=== DIRECTIONS ===
Copy the data that follows, character for character, minus the pictures.

=== MATERIAL ===
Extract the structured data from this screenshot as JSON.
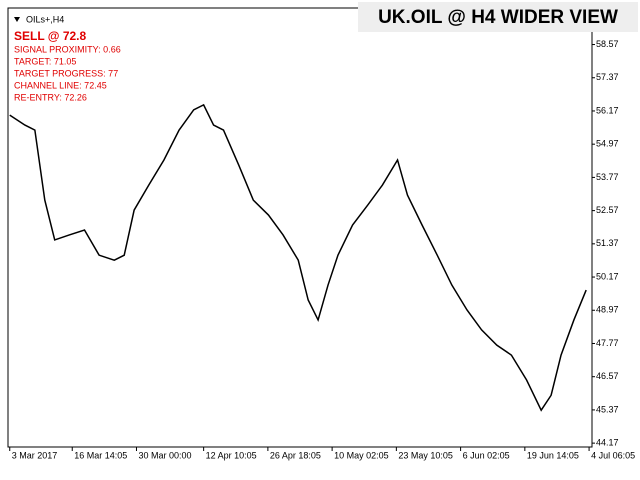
{
  "chart_data": {
    "type": "line",
    "title": "UK.OIL @ H4 WIDER VIEW",
    "symbol": "OILs+,H4",
    "signal": "SELL @ 72.8",
    "annotations": [
      "SIGNAL PROXIMITY: 0.66",
      "TARGET: 71.05",
      "TARGET PROGRESS: 77",
      "CHANNEL LINE: 72.45",
      "RE-ENTRY: 72.26"
    ],
    "x": [
      0.3,
      2.9,
      4.6,
      6.3,
      8.0,
      10.5,
      13.1,
      15.6,
      18.2,
      19.9,
      21.6,
      24.1,
      26.7,
      29.3,
      31.8,
      33.5,
      35.2,
      36.9,
      39.5,
      42.0,
      44.6,
      47.1,
      49.7,
      51.4,
      53.1,
      54.8,
      56.5,
      59.0,
      61.6,
      64.1,
      66.7,
      68.4,
      70.9,
      73.5,
      76.0,
      78.6,
      81.1,
      83.7,
      86.2,
      88.8,
      91.3,
      93.0,
      94.7,
      96.9,
      99.0
    ],
    "series": [
      {
        "color": "#000000",
        "values": [
          56.02,
          55.66,
          55.48,
          52.95,
          51.51,
          51.69,
          51.87,
          50.96,
          50.78,
          50.96,
          52.59,
          53.49,
          54.4,
          55.48,
          56.21,
          56.39,
          55.66,
          55.48,
          54.22,
          52.95,
          52.41,
          51.69,
          50.78,
          49.34,
          48.62,
          49.88,
          50.96,
          52.05,
          52.77,
          53.49,
          54.4,
          53.13,
          52.05,
          50.96,
          49.88,
          48.98,
          48.26,
          47.71,
          47.35,
          46.45,
          45.36,
          45.9,
          47.35,
          48.62,
          49.7
        ]
      }
    ],
    "xlim": [
      0,
      100
    ],
    "xticks": [
      {
        "value": 0.3,
        "label": "3 Mar 2017"
      },
      {
        "value": 11,
        "label": "16 Mar 14:05"
      },
      {
        "value": 22,
        "label": "30 Mar 00:00"
      },
      {
        "value": 33.5,
        "label": "12 Apr 10:05"
      },
      {
        "value": 44.5,
        "label": "26 Apr 18:05"
      },
      {
        "value": 55.5,
        "label": "10 May 02:05"
      },
      {
        "value": 66.5,
        "label": "23 May 10:05"
      },
      {
        "value": 77.5,
        "label": "6 Jun 02:05"
      },
      {
        "value": 88.5,
        "label": "19 Jun 14:05"
      },
      {
        "value": 99.5,
        "label": "4 Jul 06:05"
      }
    ],
    "ylim": [
      44.03,
      59.89
    ],
    "yticks": [
      44.17,
      45.37,
      46.57,
      47.77,
      48.97,
      50.17,
      51.37,
      52.57,
      53.77,
      54.97,
      56.17,
      57.37,
      58.57
    ]
  }
}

=== ANSWER TO THE TASK ===
Extract the structured data from this screenshot as JSON.
{
  "chart_data": {
    "type": "line",
    "title": "UK.OIL @ H4 WIDER VIEW",
    "symbol": "OILs+,H4",
    "signal": "SELL @ 72.8",
    "annotations": [
      "SIGNAL PROXIMITY: 0.66",
      "TARGET: 71.05",
      "TARGET PROGRESS: 77",
      "CHANNEL LINE: 72.45",
      "RE-ENTRY: 72.26"
    ],
    "x": [
      0.3,
      2.9,
      4.6,
      6.3,
      8.0,
      10.5,
      13.1,
      15.6,
      18.2,
      19.9,
      21.6,
      24.1,
      26.7,
      29.3,
      31.8,
      33.5,
      35.2,
      36.9,
      39.5,
      42.0,
      44.6,
      47.1,
      49.7,
      51.4,
      53.1,
      54.8,
      56.5,
      59.0,
      61.6,
      64.1,
      66.7,
      68.4,
      70.9,
      73.5,
      76.0,
      78.6,
      81.1,
      83.7,
      86.2,
      88.8,
      91.3,
      93.0,
      94.7,
      96.9,
      99.0
    ],
    "series": [
      {
        "color": "#000000",
        "values": [
          56.02,
          55.66,
          55.48,
          52.95,
          51.51,
          51.69,
          51.87,
          50.96,
          50.78,
          50.96,
          52.59,
          53.49,
          54.4,
          55.48,
          56.21,
          56.39,
          55.66,
          55.48,
          54.22,
          52.95,
          52.41,
          51.69,
          50.78,
          49.34,
          48.62,
          49.88,
          50.96,
          52.05,
          52.77,
          53.49,
          54.4,
          53.13,
          52.05,
          50.96,
          49.88,
          48.98,
          48.26,
          47.71,
          47.35,
          46.45,
          45.36,
          45.9,
          47.35,
          48.62,
          49.7
        ]
      }
    ],
    "xlim": [
      0,
      100
    ],
    "xticks": [
      {
        "value": 0.3,
        "label": "3 Mar 2017"
      },
      {
        "value": 11,
        "label": "16 Mar 14:05"
      },
      {
        "value": 22,
        "label": "30 Mar 00:00"
      },
      {
        "value": 33.5,
        "label": "12 Apr 10:05"
      },
      {
        "value": 44.5,
        "label": "26 Apr 18:05"
      },
      {
        "value": 55.5,
        "label": "10 May 02:05"
      },
      {
        "value": 66.5,
        "label": "23 May 10:05"
      },
      {
        "value": 77.5,
        "label": "6 Jun 02:05"
      },
      {
        "value": 88.5,
        "label": "19 Jun 14:05"
      },
      {
        "value": 99.5,
        "label": "4 Jul 06:05"
      }
    ],
    "ylim": [
      44.03,
      59.89
    ],
    "yticks": [
      44.17,
      45.37,
      46.57,
      47.77,
      48.97,
      50.17,
      51.37,
      52.57,
      53.77,
      54.97,
      56.17,
      57.37,
      58.57
    ]
  }
}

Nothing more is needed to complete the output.